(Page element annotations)
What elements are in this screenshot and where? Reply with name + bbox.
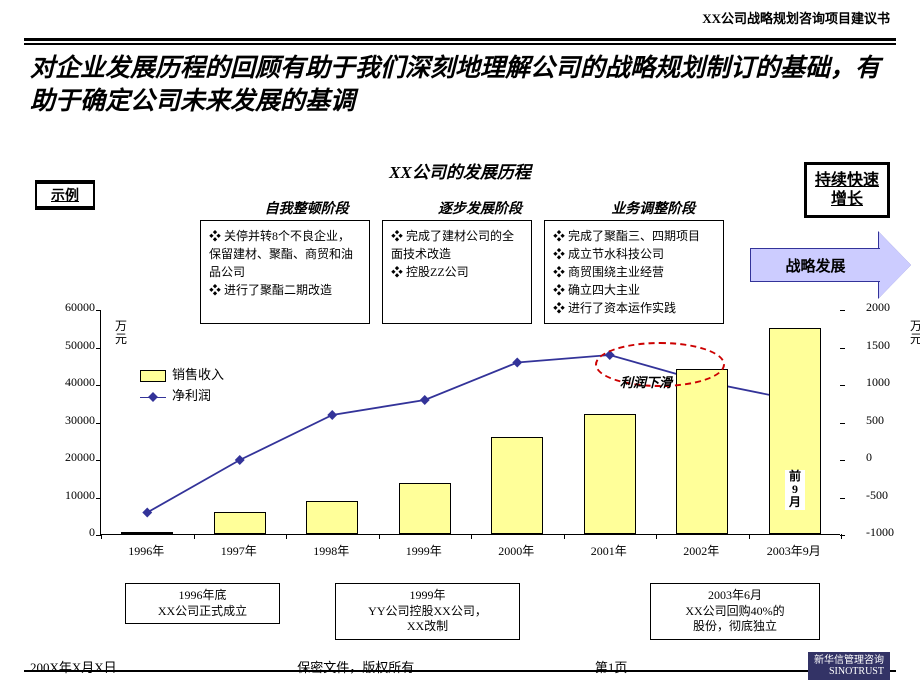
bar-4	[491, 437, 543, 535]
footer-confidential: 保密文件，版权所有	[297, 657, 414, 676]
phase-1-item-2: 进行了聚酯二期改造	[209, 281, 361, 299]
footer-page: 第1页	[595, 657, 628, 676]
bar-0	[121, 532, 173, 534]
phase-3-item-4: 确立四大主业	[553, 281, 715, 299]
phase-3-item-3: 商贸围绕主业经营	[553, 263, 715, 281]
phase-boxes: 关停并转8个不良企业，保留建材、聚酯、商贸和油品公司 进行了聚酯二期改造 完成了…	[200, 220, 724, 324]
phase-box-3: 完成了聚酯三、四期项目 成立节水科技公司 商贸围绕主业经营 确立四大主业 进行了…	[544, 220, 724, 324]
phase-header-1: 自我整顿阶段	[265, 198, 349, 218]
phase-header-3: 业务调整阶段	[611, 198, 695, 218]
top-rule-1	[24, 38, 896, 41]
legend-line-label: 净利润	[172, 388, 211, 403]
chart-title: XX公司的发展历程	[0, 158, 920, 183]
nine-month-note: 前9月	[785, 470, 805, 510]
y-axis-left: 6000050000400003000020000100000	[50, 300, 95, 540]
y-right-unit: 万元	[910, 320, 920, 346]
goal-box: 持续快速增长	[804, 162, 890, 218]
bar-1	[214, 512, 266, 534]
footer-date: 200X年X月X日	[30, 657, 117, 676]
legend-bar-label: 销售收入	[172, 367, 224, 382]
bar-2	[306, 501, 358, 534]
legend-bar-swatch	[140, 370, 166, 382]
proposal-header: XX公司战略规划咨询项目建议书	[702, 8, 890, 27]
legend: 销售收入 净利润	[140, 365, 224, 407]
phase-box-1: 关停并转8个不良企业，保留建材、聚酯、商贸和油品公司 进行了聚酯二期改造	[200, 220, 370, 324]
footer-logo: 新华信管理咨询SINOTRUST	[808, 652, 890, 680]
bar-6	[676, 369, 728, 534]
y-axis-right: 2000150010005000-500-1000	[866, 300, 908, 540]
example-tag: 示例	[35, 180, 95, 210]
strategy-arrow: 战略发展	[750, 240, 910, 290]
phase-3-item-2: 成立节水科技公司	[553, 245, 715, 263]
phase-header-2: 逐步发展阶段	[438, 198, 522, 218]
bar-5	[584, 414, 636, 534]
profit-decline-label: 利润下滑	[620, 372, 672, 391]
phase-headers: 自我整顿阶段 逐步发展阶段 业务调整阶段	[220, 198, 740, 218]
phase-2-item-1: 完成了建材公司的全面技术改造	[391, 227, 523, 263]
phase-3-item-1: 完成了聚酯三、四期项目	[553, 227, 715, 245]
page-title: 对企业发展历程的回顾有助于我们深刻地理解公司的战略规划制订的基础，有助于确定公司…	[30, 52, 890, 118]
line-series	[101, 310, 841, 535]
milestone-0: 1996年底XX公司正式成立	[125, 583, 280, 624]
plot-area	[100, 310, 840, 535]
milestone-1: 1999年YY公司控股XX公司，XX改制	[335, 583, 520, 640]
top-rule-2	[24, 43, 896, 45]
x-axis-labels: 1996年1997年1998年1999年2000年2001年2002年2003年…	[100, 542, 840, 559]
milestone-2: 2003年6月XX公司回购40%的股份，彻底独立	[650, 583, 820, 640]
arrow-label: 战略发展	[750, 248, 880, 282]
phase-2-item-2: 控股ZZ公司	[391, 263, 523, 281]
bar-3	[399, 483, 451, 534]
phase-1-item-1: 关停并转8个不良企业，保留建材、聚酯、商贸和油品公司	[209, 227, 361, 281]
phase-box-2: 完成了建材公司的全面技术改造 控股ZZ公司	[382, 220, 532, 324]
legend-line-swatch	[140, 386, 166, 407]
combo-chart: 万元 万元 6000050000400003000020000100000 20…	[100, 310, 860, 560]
* * *
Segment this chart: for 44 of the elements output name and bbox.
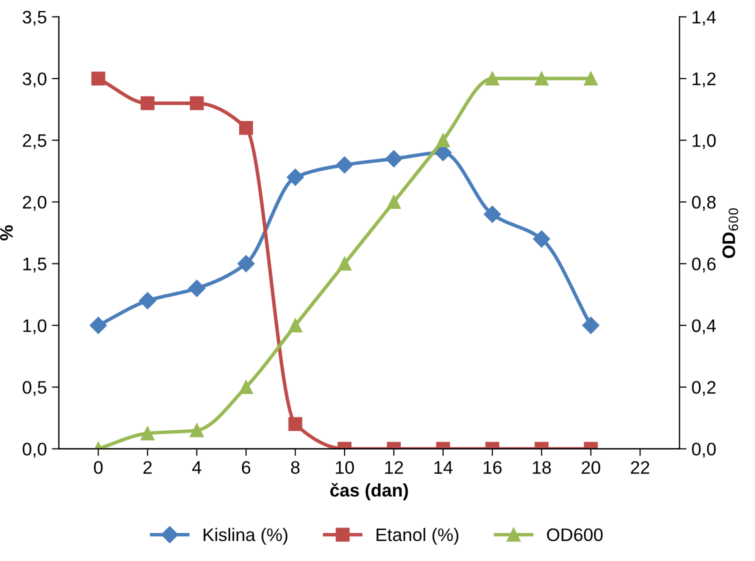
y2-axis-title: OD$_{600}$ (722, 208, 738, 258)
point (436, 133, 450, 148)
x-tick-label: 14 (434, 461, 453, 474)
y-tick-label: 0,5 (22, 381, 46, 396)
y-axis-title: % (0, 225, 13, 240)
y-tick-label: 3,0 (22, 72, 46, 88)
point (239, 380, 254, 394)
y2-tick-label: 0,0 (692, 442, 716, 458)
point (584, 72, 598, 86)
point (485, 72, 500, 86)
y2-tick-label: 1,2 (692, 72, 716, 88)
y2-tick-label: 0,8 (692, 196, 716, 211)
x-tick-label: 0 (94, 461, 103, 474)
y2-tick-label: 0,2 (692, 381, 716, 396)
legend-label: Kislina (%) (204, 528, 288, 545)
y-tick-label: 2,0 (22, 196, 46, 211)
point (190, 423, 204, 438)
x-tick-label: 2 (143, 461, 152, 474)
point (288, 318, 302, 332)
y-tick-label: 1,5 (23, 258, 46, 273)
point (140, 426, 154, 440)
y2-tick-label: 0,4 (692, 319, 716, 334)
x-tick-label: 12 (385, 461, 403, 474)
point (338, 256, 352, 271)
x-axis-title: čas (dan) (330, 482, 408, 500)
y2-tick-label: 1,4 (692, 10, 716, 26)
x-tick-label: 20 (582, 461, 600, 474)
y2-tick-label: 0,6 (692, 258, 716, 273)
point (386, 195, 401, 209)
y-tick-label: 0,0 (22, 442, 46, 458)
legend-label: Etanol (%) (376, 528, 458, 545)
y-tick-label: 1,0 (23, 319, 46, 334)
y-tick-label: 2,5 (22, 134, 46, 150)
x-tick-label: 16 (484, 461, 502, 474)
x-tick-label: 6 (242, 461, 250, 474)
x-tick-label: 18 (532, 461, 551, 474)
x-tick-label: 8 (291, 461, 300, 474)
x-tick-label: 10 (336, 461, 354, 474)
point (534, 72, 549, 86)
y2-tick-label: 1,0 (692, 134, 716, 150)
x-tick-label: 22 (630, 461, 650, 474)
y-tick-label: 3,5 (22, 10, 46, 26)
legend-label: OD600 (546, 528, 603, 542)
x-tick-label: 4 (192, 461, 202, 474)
* * *
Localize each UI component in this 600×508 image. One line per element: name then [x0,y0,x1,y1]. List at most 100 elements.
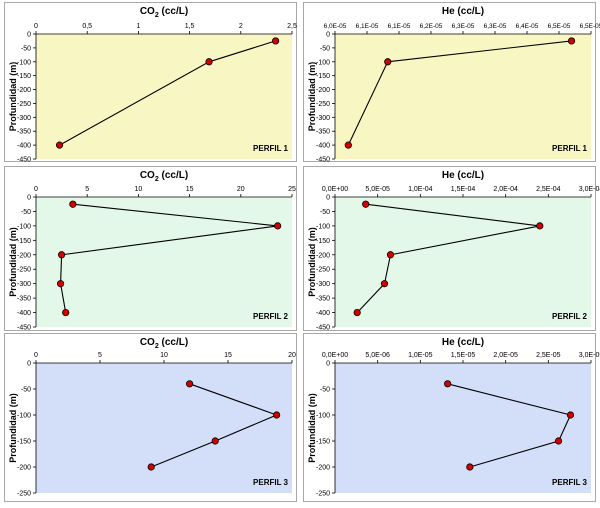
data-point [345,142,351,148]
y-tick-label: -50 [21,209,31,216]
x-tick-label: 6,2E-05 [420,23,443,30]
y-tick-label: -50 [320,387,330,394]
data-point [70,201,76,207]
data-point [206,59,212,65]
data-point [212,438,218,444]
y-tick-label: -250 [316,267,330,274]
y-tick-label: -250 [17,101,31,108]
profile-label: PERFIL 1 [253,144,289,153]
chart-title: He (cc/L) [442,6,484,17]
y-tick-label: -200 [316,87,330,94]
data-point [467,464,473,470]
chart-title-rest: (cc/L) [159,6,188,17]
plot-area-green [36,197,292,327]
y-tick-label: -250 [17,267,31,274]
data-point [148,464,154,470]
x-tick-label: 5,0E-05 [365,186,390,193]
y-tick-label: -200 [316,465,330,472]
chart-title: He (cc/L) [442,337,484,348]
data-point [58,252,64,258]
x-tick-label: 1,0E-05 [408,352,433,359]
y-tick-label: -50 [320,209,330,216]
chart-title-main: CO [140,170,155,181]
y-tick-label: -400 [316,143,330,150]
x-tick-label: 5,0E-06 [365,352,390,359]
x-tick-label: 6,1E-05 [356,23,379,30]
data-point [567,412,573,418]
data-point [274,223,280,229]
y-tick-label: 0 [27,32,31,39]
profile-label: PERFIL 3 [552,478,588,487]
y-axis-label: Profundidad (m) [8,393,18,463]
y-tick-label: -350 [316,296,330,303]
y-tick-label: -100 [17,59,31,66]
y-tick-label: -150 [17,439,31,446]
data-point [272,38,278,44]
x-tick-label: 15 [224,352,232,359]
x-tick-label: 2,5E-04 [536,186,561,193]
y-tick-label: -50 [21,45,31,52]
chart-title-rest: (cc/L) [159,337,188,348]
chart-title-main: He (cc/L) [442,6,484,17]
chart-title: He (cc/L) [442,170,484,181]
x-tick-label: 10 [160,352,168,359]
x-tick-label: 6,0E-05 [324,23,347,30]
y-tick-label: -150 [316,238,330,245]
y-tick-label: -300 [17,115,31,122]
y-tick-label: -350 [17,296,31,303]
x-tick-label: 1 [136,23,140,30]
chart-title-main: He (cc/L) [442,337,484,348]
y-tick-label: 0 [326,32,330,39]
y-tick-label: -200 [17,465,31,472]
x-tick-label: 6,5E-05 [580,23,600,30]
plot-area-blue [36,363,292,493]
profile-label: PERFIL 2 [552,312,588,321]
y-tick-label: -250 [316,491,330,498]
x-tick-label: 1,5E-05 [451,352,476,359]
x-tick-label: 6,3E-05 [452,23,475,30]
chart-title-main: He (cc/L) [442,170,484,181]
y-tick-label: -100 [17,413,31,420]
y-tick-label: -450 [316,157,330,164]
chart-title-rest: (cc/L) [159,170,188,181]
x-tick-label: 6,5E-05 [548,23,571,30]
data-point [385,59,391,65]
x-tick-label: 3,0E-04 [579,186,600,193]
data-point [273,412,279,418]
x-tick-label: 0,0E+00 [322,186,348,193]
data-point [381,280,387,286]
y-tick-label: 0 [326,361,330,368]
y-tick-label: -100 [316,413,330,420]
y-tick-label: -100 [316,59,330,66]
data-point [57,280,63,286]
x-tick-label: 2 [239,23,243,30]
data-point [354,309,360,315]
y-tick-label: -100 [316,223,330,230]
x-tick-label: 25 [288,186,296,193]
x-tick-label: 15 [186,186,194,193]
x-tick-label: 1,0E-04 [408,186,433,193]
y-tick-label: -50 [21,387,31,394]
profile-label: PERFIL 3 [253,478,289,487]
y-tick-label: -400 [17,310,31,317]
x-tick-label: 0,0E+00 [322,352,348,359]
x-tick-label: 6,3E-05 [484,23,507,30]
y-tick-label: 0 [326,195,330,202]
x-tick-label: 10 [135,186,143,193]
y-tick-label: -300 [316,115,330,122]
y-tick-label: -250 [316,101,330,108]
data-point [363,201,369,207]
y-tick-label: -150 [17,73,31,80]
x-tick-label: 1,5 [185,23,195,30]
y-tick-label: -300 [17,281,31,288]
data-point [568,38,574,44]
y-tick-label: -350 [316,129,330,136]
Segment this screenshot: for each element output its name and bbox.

_WHAT IS REQUIRED_:
Put the lines from the one containing "208, 738, 258)" through the one containing "x-tick-label: 4 (192, 461, 202, 474)" into a JSON list of strings, one string per line, with blank lines left out.

_ANSWER FOR THIS EXERCISE_:
[
  "y2-axis-title: OD$_{600}$ (722, 208, 738, 258)",
  "point (436, 133, 450, 148)",
  "x-tick-label: 14 (434, 461, 453, 474)",
  "y-tick-label: 0,5 (22, 381, 46, 396)",
  "y-axis-title: % (0, 225, 13, 240)",
  "y-tick-label: 3,0 (22, 72, 46, 88)",
  "point (239, 380, 254, 394)",
  "y2-tick-label: 0,0 (692, 442, 716, 458)",
  "point (584, 72, 598, 86)",
  "point (485, 72, 500, 86)",
  "y2-tick-label: 1,2 (692, 72, 716, 88)",
  "y2-tick-label: 0,8 (692, 196, 716, 211)",
  "x-tick-label: 0 (94, 461, 103, 474)",
  "y2-tick-label: 0,2 (692, 381, 716, 396)",
  "legend-label: Kislina (%) (204, 528, 288, 545)",
  "y-tick-label: 2,0 (22, 196, 46, 211)",
  "point (190, 423, 204, 438)",
  "x-tick-label: 2 (143, 461, 152, 474)",
  "point (288, 318, 302, 332)",
  "y-tick-label: 1,5 (23, 258, 46, 273)",
  "point (140, 426, 154, 440)",
  "y2-tick-label: 0,4 (692, 319, 716, 334)",
  "x-tick-label: 12 (385, 461, 403, 474)",
  "point (338, 256, 352, 271)",
  "x-axis-title: čas (dan) (330, 482, 408, 500)",
  "y2-tick-label: 1,4 (692, 10, 716, 26)",
  "x-tick-label: 20 (582, 461, 600, 474)",
  "y2-tick-label: 0,6 (692, 258, 716, 273)",
  "point (386, 195, 401, 209)",
  "y-tick-label: 0,0 (22, 442, 46, 458)",
  "legend-label: Etanol (%) (376, 528, 458, 545)",
  "y-tick-label: 1,0 (23, 319, 46, 334)",
  "y-tick-label: 2,5 (22, 134, 46, 150)",
  "x-tick-label: 16 (484, 461, 502, 474)",
  "x-tick-label: 6 (242, 461, 250, 474)",
  "x-tick-label: 18 (532, 461, 551, 474)",
  "x-tick-label: 8 (291, 461, 300, 474)",
  "x-tick-label: 10 (336, 461, 354, 474)",
  "point (534, 72, 549, 86)",
  "y2-tick-label: 1,0 (692, 134, 716, 150)",
  "x-tick-label: 22 (630, 461, 650, 474)",
  "y-tick-label: 3,5 (22, 10, 46, 26)",
  "legend-label: OD600 (546, 528, 603, 542)",
  "x-tick-label: 4 (192, 461, 202, 474)"
]